● **SHORT TASK**
Lift out each line of the data that holds "алкоголя".

(Stored data)
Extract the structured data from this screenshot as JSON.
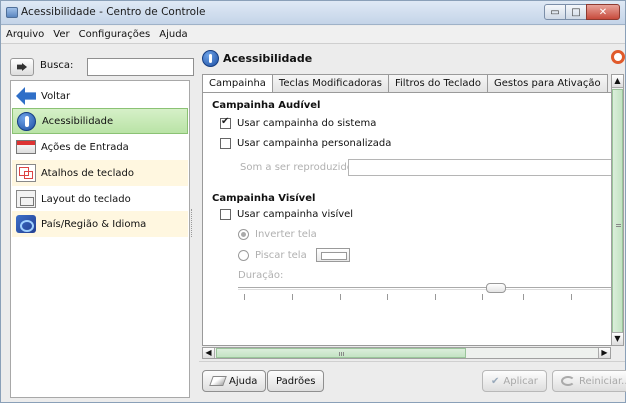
{
  "window": {
    "title": "Acessibilidade - Centro de Controle",
    "controls": [
      "minimize",
      "maximize",
      "close"
    ]
  },
  "menubar": {
    "items": [
      {
        "label": "Arquivo"
      },
      {
        "label": "Ver"
      },
      {
        "label": "Configurações"
      },
      {
        "label": "Ajuda"
      }
    ]
  },
  "search": {
    "label": "Busca:",
    "value": ""
  },
  "sidebar": {
    "items": [
      {
        "label": "Voltar",
        "icon": "back-arrow-icon"
      },
      {
        "label": "Acessibilidade",
        "icon": "accessibility-icon",
        "selected": true
      },
      {
        "label": "Ações de Entrada",
        "icon": "keyboard-icon"
      },
      {
        "label": "Atalhos de teclado",
        "icon": "shortcut-icon"
      },
      {
        "label": "Layout do teclado",
        "icon": "keyboard-layout-icon"
      },
      {
        "label": "País/Região & Idioma",
        "icon": "flag-icon"
      }
    ]
  },
  "page": {
    "title": "Acessibilidade",
    "tabs": [
      {
        "label": "Campainha",
        "active": true
      },
      {
        "label": "Teclas Modificadoras"
      },
      {
        "label": "Filtros do Teclado"
      },
      {
        "label": "Gestos para Ativação"
      }
    ]
  },
  "bell": {
    "audible_group": "Campainha Audível",
    "use_system_bell": "Usar campainha do sistema",
    "use_system_bell_checked": true,
    "use_custom_bell": "Usar campainha personalizada",
    "use_custom_bell_checked": false,
    "sound_label": "Som a ser reproduzido:",
    "sound_value": "",
    "visible_group": "Campainha Visível",
    "use_visible_bell": "Usar campainha visível",
    "use_visible_bell_checked": false,
    "invert_screen": "Inverter tela",
    "flash_screen": "Piscar tela",
    "duration_label": "Duração:",
    "duration_level": 0.68
  },
  "buttons": {
    "help": "Ajuda",
    "defaults": "Padrões",
    "apply": "Aplicar",
    "reset": "Reiniciar..."
  },
  "colors": {
    "selection_green": "#b9e3a6",
    "titlebar_blue": "#c4d4e8",
    "close_red": "#c74b3c"
  }
}
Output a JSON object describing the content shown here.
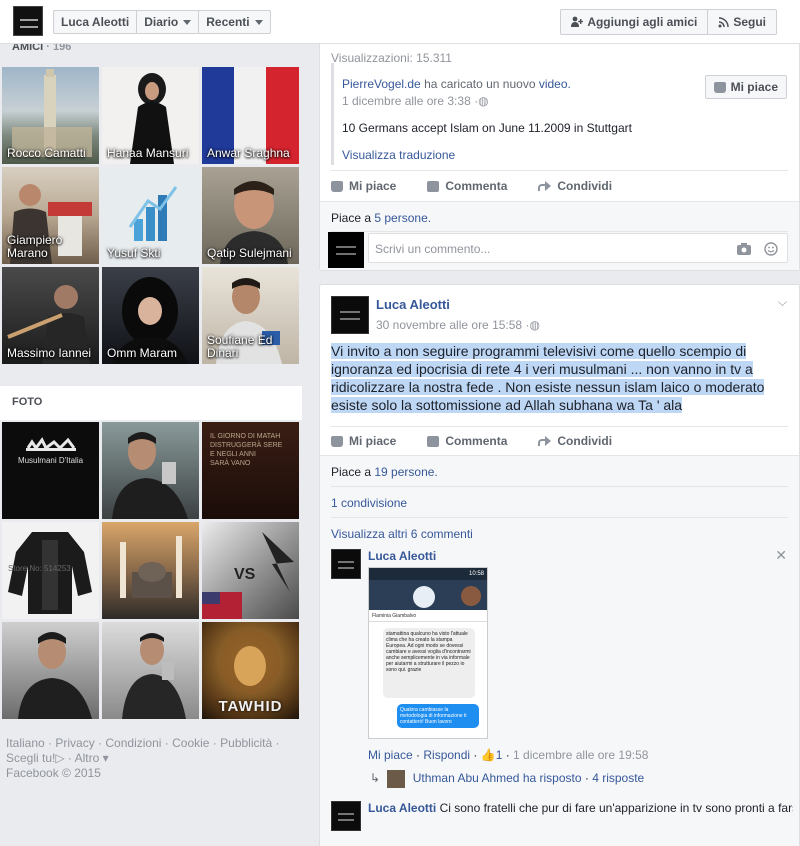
{
  "topbar": {
    "profile_name": "Luca Aleotti",
    "diario": "Diario",
    "recenti": "Recenti",
    "add_friend": "Aggiungi agli amici",
    "follow": "Segui"
  },
  "left": {
    "friends_title": "AMICI",
    "friends_count": "196",
    "friends": [
      {
        "name": "Rocco Camatti"
      },
      {
        "name": "Hanaa Mansuri"
      },
      {
        "name": "Anwar Sraghna"
      },
      {
        "name": "Giampiero Marano"
      },
      {
        "name": "Yusuf Skti"
      },
      {
        "name": "Qatip Sulejmani"
      },
      {
        "name": "Massimo Iannei"
      },
      {
        "name": "Omm Maram"
      },
      {
        "name": "Soufiane Ed Dinari"
      }
    ],
    "photos_title": "FOTO",
    "photo_text_1": "Musulmani D'Italia",
    "photo_text_2": "VS",
    "photo_text_3": "TAWHID",
    "photo_text_4": "Store No: 514253",
    "footer_links": [
      "Italiano",
      "Privacy",
      "Condizioni",
      "Cookie",
      "Pubblicità"
    ],
    "footer_line2": [
      "Scegli tu!",
      "Altro"
    ],
    "copyright": "Facebook © 2015"
  },
  "post1": {
    "views": "Visualizzazioni: 15.311",
    "uploader": "PierreVogel.de",
    "upload_text": "ha caricato un nuovo",
    "upload_link": "video.",
    "date": "1 dicembre alle ore 3:38",
    "title": "10 Germans accept Islam on June 11.2009 in Stuttgart",
    "translate": "Visualizza traduzione",
    "page_like": "Mi piace",
    "like": "Mi piace",
    "comment": "Commenta",
    "share": "Condividi",
    "likes_prefix": "Piace a",
    "likes_link": "5 persone.",
    "comment_placeholder": "Scrivi un commento..."
  },
  "post2": {
    "author": "Luca Aleotti",
    "date": "30 novembre alle ore 15:58",
    "text": "Vi invito a non seguire programmi televisivi come quello scempio di ignoranza ed ipocrisia di rete 4 i veri musulmani ... non vanno in tv a ridicolizzare la nostra fede . Non esiste nessun islam laico o moderato esiste solo la sottomissione ad Allah subhana wa Ta ' ala",
    "like": "Mi piace",
    "comment": "Commenta",
    "share": "Condividi",
    "likes_prefix": "Piace a",
    "likes_link": "19 persone.",
    "shares": "1 condivisione",
    "more_comments": "Visualizza altri 6 commenti",
    "comment1": {
      "author": "Luca Aleotti",
      "like": "Mi piace",
      "reply": "Rispondi",
      "like_count": "1",
      "date": "1 dicembre alle ore 19:58",
      "screenshot_time": "10:58",
      "screenshot_contact": "Flaminia Giambalvo",
      "screenshot_msg": "stamattina qualcuno ha visto l'attuale clima che ha creato la stampa Europea. Ad ogni modo se dovessi cambiare e avessi voglia d'incontrarmi anche semplicemente in via informale per aiutarmi a strutturare il pezzo io sono qui. grazie",
      "screenshot_reply": "Qualora cambiasse la metodologia di informazione ti contatterò! Buon lavoro"
    },
    "reply_author": "Uthman Abu Ahmed",
    "reply_text": "ha risposto",
    "reply_count": "4 risposte",
    "comment2_author": "Luca Aleotti",
    "comment2_text": "Ci sono fratelli che pur di fare un'apparizione in tv sono pronti a farsi"
  }
}
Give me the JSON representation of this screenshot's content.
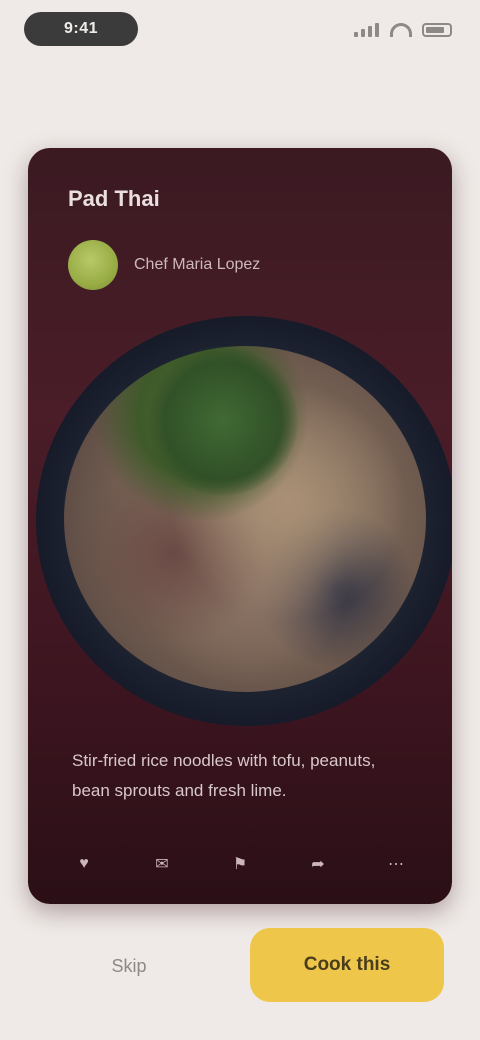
{
  "status_bar": {
    "time": "9:41",
    "icons": [
      "cellular-signal-icon",
      "wifi-icon",
      "battery-icon"
    ]
  },
  "recipe_card": {
    "title": "Pad Thai",
    "author": {
      "name": "Chef Maria Lopez"
    },
    "image": "bowl-of-noodles-with-herbs",
    "description": "Stir-fried rice noodles with tofu, peanuts, bean sprouts and fresh lime.",
    "actions": [
      "heart-icon",
      "comment-icon",
      "bookmark-icon",
      "share-icon",
      "more-icon"
    ]
  },
  "bottom_actions": {
    "skip_label": "Skip",
    "primary_label": "Cook this"
  },
  "colors": {
    "background": "#efeae7",
    "card": "#4a1d28",
    "accent": "#eec74a",
    "avatar": "#98ad45"
  }
}
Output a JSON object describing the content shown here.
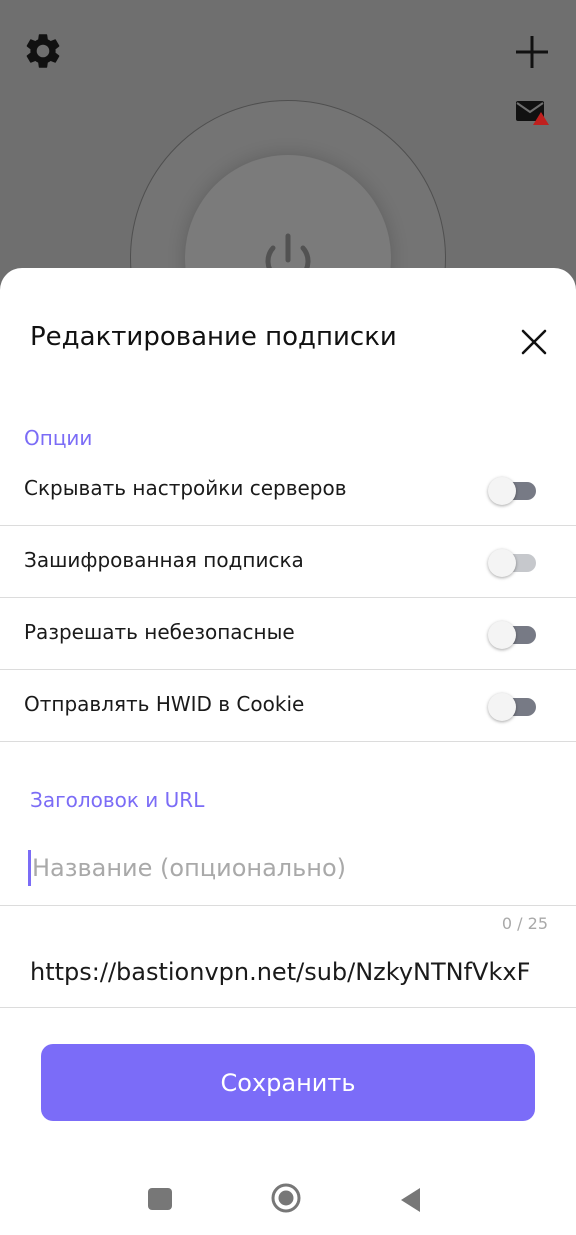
{
  "header": {
    "settings_icon": "gear-icon",
    "add_icon": "plus-icon",
    "mail_icon": "mail-alert-icon",
    "power_icon": "power-icon"
  },
  "sheet": {
    "title": "Редактирование подписки",
    "close_icon": "close-icon",
    "options_label": "Опции",
    "options": [
      {
        "label": "Скрывать настройки серверов",
        "enabled": false
      },
      {
        "label": "Зашифрованная подписка",
        "enabled": false
      },
      {
        "label": "Разрешать небезопасные",
        "enabled": false
      },
      {
        "label": "Отправлять HWID в Cookie",
        "enabled": false
      }
    ],
    "title_url_label": "Заголовок и URL",
    "name_field": {
      "value": "",
      "placeholder": "Название (опционально)",
      "counter": "0 / 25"
    },
    "url_field": {
      "value": "https://bastionvpn.net/sub/NzkyNTNfVkxF"
    },
    "save_label": "Сохранить"
  },
  "nav": {
    "recents_icon": "square-icon",
    "home_icon": "home-circle-icon",
    "back_icon": "back-triangle-icon"
  },
  "colors": {
    "accent": "#7b6cf8",
    "section_label": "#7b6cf6",
    "scrim": "#6f6f6f"
  }
}
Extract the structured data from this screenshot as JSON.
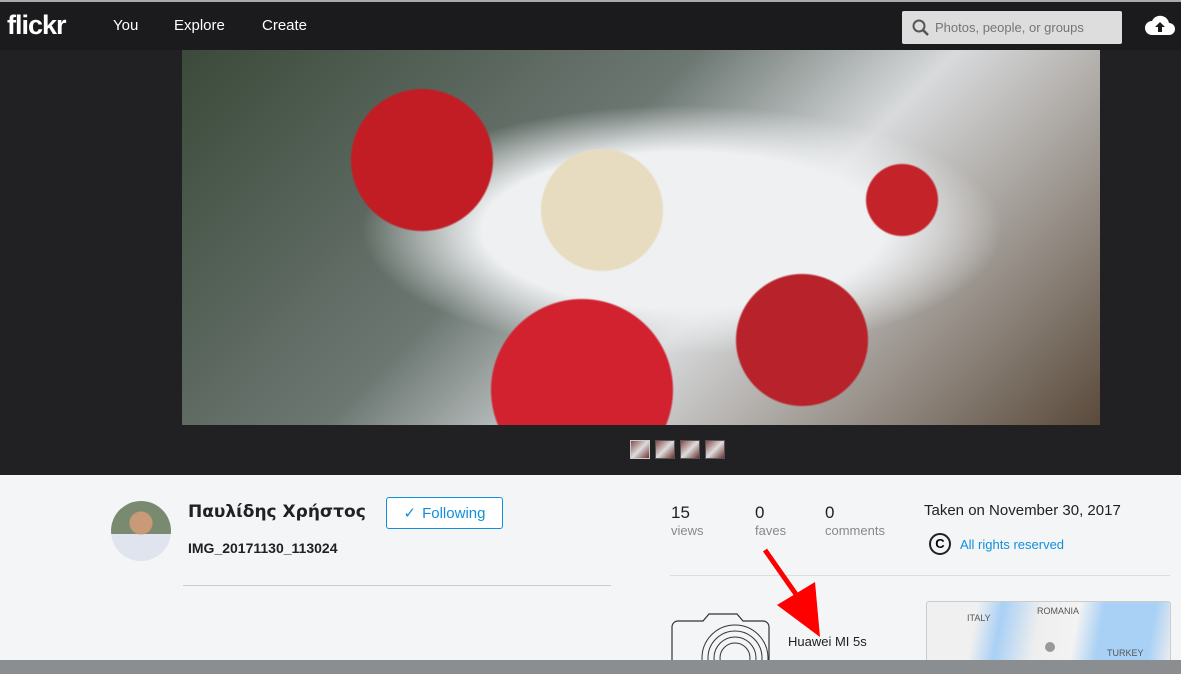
{
  "nav": {
    "logo": "flickr",
    "links": [
      "You",
      "Explore",
      "Create"
    ],
    "search_placeholder": "Photos, people, or groups"
  },
  "photo": {
    "thumbnail_count": 4
  },
  "owner": {
    "name": "Παυλίδης Χρήστος",
    "follow_label": "Following",
    "photo_title": "IMG_20171130_113024"
  },
  "stats": [
    {
      "value": "15",
      "label": "views"
    },
    {
      "value": "0",
      "label": "faves"
    },
    {
      "value": "0",
      "label": "comments"
    }
  ],
  "taken": "Taken on November 30, 2017",
  "license": {
    "icon": "C",
    "label": "All rights reserved"
  },
  "camera": {
    "name": "Huawei MI 5s"
  },
  "map": {
    "labels": [
      "ITALY",
      "ROMANIA",
      "TURKEY"
    ]
  },
  "colors": {
    "accent": "#128fdc",
    "annotation_arrow": "#ff0000"
  }
}
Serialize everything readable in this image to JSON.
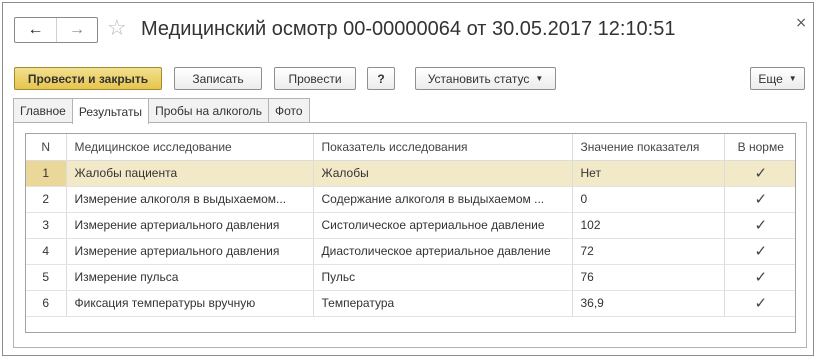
{
  "title": "Медицинский осмотр 00-00000064 от 30.05.2017 12:10:51",
  "nav": {
    "back": "←",
    "forward": "→"
  },
  "toolbar": {
    "post_and_close": "Провести и закрыть",
    "write": "Записать",
    "post": "Провести",
    "help": "?",
    "set_status": "Установить статус",
    "more": "Еще"
  },
  "tabs": [
    {
      "label": "Главное"
    },
    {
      "label": "Результаты",
      "active": true
    },
    {
      "label": "Пробы на алкоголь"
    },
    {
      "label": "Фото"
    }
  ],
  "table": {
    "headers": {
      "n": "N",
      "study": "Медицинское исследование",
      "indicator": "Показатель исследования",
      "value": "Значение показателя",
      "normal": "В норме"
    },
    "rows": [
      {
        "n": "1",
        "study": "Жалобы пациента",
        "indicator": "Жалобы",
        "value": "Нет",
        "normal": "✓"
      },
      {
        "n": "2",
        "study": "Измерение алкоголя в выдыхаемом...",
        "indicator": "Содержание алкоголя в выдыхаемом ...",
        "value": "0",
        "normal": "✓"
      },
      {
        "n": "3",
        "study": "Измерение артериального давления",
        "indicator": "Систолическое артериальное давление",
        "value": "102",
        "normal": "✓"
      },
      {
        "n": "4",
        "study": "Измерение артериального давления",
        "indicator": "Диастолическое артериальное давление",
        "value": "72",
        "normal": "✓"
      },
      {
        "n": "5",
        "study": "Измерение пульса",
        "indicator": "Пульс",
        "value": "76",
        "normal": "✓"
      },
      {
        "n": "6",
        "study": "Фиксация температуры вручную",
        "indicator": "Температура",
        "value": "36,9",
        "normal": "✓"
      }
    ]
  },
  "colors": {
    "primary_button": "#e6c44e",
    "selected_row": "#f2e9c8"
  }
}
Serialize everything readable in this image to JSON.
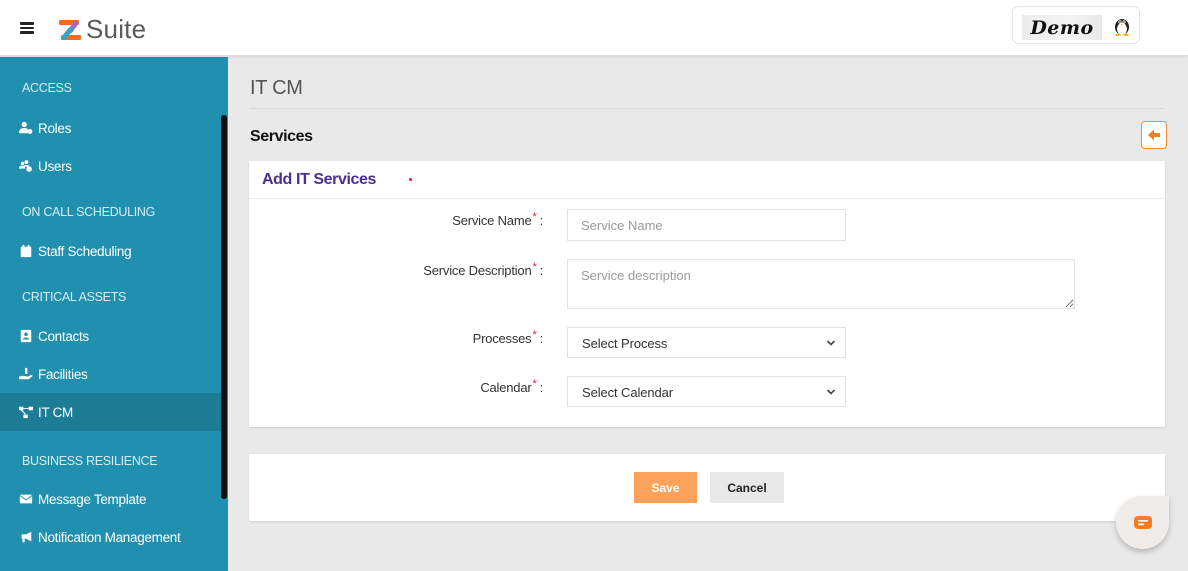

● **RESPONSE TO THE EXERCISE**
        "study": "Измерение алкоголя в выдыхаемом...",
        "indicator": "Содержание алкоголя в выдыхаемом ...",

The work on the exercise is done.